**Given problem:** Show, in full, each line of the data that contains "点无属性远程物理伤害".

[A block of data]
-.-.-

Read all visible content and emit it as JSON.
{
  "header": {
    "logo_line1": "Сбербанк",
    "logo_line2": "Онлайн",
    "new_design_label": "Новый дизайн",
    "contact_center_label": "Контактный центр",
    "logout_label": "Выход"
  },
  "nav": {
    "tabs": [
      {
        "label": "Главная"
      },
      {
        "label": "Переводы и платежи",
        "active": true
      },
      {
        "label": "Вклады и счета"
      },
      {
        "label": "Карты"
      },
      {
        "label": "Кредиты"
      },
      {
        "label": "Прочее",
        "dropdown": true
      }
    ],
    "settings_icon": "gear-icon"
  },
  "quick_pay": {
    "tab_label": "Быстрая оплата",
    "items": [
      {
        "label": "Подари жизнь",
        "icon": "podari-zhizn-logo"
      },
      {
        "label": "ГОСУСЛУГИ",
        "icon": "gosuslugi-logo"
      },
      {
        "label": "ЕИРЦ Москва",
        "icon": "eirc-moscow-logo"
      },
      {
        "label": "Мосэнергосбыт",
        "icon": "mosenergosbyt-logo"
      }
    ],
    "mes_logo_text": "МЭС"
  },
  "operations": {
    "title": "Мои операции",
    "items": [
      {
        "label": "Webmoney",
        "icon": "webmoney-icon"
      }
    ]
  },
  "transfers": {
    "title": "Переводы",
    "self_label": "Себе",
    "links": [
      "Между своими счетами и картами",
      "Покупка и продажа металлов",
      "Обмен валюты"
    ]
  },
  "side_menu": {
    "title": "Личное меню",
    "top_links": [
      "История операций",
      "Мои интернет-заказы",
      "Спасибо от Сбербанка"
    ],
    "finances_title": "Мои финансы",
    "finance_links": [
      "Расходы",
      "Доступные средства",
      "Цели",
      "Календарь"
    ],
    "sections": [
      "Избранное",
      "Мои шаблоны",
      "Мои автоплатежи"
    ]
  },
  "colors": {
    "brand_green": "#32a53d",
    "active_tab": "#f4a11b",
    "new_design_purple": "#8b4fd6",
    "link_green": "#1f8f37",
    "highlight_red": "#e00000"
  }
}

-.-.-

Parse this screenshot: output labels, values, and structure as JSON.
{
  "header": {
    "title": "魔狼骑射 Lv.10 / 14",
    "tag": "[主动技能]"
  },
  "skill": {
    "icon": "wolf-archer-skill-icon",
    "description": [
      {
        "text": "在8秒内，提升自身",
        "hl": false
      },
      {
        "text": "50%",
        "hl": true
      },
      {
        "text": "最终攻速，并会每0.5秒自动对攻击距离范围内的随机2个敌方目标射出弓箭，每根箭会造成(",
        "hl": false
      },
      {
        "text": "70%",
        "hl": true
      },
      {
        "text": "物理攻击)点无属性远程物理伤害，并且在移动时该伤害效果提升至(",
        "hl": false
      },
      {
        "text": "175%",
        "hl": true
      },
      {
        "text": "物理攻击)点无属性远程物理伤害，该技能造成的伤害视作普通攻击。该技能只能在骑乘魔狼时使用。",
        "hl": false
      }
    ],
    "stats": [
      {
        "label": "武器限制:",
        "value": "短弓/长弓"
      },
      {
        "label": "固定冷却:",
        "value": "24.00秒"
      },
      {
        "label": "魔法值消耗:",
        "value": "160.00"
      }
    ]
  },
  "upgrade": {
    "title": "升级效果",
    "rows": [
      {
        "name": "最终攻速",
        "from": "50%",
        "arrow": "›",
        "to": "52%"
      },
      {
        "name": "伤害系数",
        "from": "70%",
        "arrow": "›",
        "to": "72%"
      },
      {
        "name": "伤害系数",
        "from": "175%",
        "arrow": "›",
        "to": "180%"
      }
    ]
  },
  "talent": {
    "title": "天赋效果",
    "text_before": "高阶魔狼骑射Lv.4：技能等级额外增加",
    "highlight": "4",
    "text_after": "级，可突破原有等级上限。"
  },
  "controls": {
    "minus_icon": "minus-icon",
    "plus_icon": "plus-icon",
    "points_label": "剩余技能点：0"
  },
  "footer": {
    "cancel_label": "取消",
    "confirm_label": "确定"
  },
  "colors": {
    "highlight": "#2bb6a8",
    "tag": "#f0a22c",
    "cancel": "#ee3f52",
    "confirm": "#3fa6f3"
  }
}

-.-.-

**Final answer:**
        "text": "物理攻击)点无属性远程物理伤害，并且在移动时该伤害效果提升至(",
        "text": "物理攻击)点无属性远程物理伤害，该技能造成的伤害视作普通攻击。该技能只能在骑乘魔狼时使用。",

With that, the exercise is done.